Untuk bagian dalam Kedaton, memang tidak terlalu sama dengan kondisi di masa lalu. Situasi bagian dalam Kedaton sudah sangat modern dengan berbagai furnitur dan struktur bangunan modern. Lantai yang tadinya kayu pun sudah diganti menjadi marmer dan kini terlihat sangat mewah. Memasuki pintu masuk yang sangat besar, sebuah singgasana Sultan lengkap dengan panji-panjinya pun siap menyambut kedatangan kita. Di seluruh dinding bagian dalam terdapat banyak lukisan dan foto para Sultan terdahulu disertai dengan benda-benda miliki Kesultanan. Kedaton ini memang tampak modern, namun berbagai benda khas Kedaton membuat situasi agung dan mewah masih terasa di tempat ini.
============
_Tugas 1_.
Susun baris-baris dalam catatan menjadi daftar bernomor tanpa baris kosong. Mulailah dari baris yang memuat "window-title: Optimise Drives" dan berhenti setelah baris yang memuat "drive-last-run: 09/11/2017 02:20 — [304, 190, 424, 208]".
============
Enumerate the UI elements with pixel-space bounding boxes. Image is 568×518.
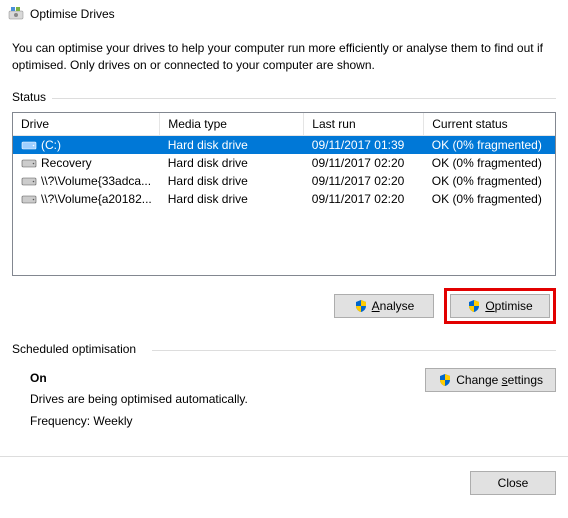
window-title: Optimise Drives — [30, 7, 115, 21]
analyse-button[interactable]: Analyse — [334, 294, 434, 318]
scheduled-frequency: Frequency: Weekly — [30, 411, 248, 433]
col-last-run[interactable]: Last run — [304, 113, 424, 136]
drive-last-run: 09/11/2017 02:20 — [304, 190, 424, 208]
table-row[interactable]: Recovery Hard disk drive09/11/2017 02:20O… — [13, 154, 555, 172]
table-header-row: Drive Media type Last run Current status — [13, 113, 555, 136]
drive-icon — [21, 175, 37, 187]
drive-last-run: 09/11/2017 02:20 — [304, 172, 424, 190]
description-text: You can optimise your drives to help you… — [12, 40, 556, 74]
drive-name: \\?\Volume{33adca... — [41, 174, 151, 188]
col-status[interactable]: Current status — [424, 113, 555, 136]
drives-table-container: Drive Media type Last run Current status… — [12, 112, 556, 276]
drive-media: Hard disk drive — [160, 135, 304, 154]
drive-icon — [21, 157, 37, 169]
table-row[interactable]: \\?\Volume{33adca... Hard disk drive09/11… — [13, 172, 555, 190]
drive-media: Hard disk drive — [160, 190, 304, 208]
optimise-label: Optimise — [485, 299, 532, 313]
drive-media: Hard disk drive — [160, 154, 304, 172]
drive-icon — [21, 193, 37, 205]
drive-name: \\?\Volume{a20182... — [41, 192, 152, 206]
drive-status: OK (0% fragmented) — [424, 190, 555, 208]
analyse-label: Analyse — [372, 299, 415, 313]
drive-status: OK (0% fragmented) — [424, 154, 555, 172]
optimise-highlight: Optimise — [444, 288, 556, 324]
status-button-row: Analyse Optimise — [12, 288, 556, 324]
scheduled-desc: Drives are being optimised automatically… — [30, 389, 248, 411]
shield-icon — [438, 373, 452, 387]
scheduled-info: On Drives are being optimised automatica… — [30, 368, 248, 433]
table-row[interactable]: \\?\Volume{a20182... Hard disk drive09/11… — [13, 190, 555, 208]
change-settings-label: Change settings — [456, 373, 543, 387]
scheduled-label: Scheduled optimisation — [12, 342, 142, 356]
drive-status: OK (0% fragmented) — [424, 135, 555, 154]
drive-status: OK (0% fragmented) — [424, 172, 555, 190]
drive-name: (C:) — [41, 138, 61, 152]
table-row[interactable]: (C:) Hard disk drive09/11/2017 01:39OK (0… — [13, 135, 555, 154]
optimise-button[interactable]: Optimise — [450, 294, 550, 318]
status-label: Status — [12, 90, 52, 104]
close-label: Close — [498, 476, 529, 490]
scheduled-body: On Drives are being optimised automatica… — [12, 368, 556, 433]
scheduled-state: On — [30, 368, 248, 390]
col-media[interactable]: Media type — [160, 113, 304, 136]
drive-last-run: 09/11/2017 01:39 — [304, 135, 424, 154]
close-button[interactable]: Close — [470, 471, 556, 495]
drive-last-run: 09/11/2017 02:20 — [304, 154, 424, 172]
title-bar: Optimise Drives — [0, 0, 568, 28]
col-drive[interactable]: Drive — [13, 113, 160, 136]
shield-icon — [354, 299, 368, 313]
drive-icon — [21, 139, 37, 151]
footer-row: Close — [0, 457, 568, 509]
change-settings-button[interactable]: Change settings — [425, 368, 556, 392]
drives-table[interactable]: Drive Media type Last run Current status… — [13, 113, 555, 208]
drive-media: Hard disk drive — [160, 172, 304, 190]
optimise-drives-window: Optimise Drives You can optimise your dr… — [0, 0, 568, 509]
defrag-icon — [8, 6, 24, 22]
drive-name: Recovery — [41, 156, 92, 170]
status-section-header: Status — [12, 90, 556, 106]
shield-icon — [467, 299, 481, 313]
scheduled-section-header: Scheduled optimisation — [12, 342, 556, 358]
============
_Tugas 2_.
Tolong lanjutkan teks tentang bagian dalam Kedaton dari kalimat terakhirnya.

_Jawaban 1_.
1. window-title: Optimise Drives — [30, 7, 115, 21]
2. analyse-button[interactable]: Analyse — [334, 294, 434, 318]
3. scheduled-frequency: Frequency: Weekly — [30, 411, 248, 433]
4. col-last-run[interactable]: Last run — [304, 113, 424, 136]
5. drive-last-run: 09/11/2017 02:20 — [304, 190, 424, 208]

_Jawaban 2_.
Kini, Kedaton masih berfungsi menjadi tempat tinggal Sultan. Namun, pekerjaan Sang Sultan membuat Kedaton ini seringkali ditinggal keluar kota. Selain sebagai tempat tinggal, Kedaton juga berfungsi sebagai Museum yang memamerkan berbagai benda koleksi Kesultanan. Siapapun juga diperbolehkan mengunjungi Kedaton Kie sebagai tempat wisata, hanya saja harus pada jam-jam berkunjung yang sudah ditetapkan. Untuk menjaga kelestariannya, maka Kedaton Kie di bawah pengawasan Dinas Pariwisata Tidore Kepulauan dan keberadaanya membutuhkan kepedulian dari kita semua agar warisan sejarah dan budaya Tidore ini tetap terjaga hingga generasi mendatang .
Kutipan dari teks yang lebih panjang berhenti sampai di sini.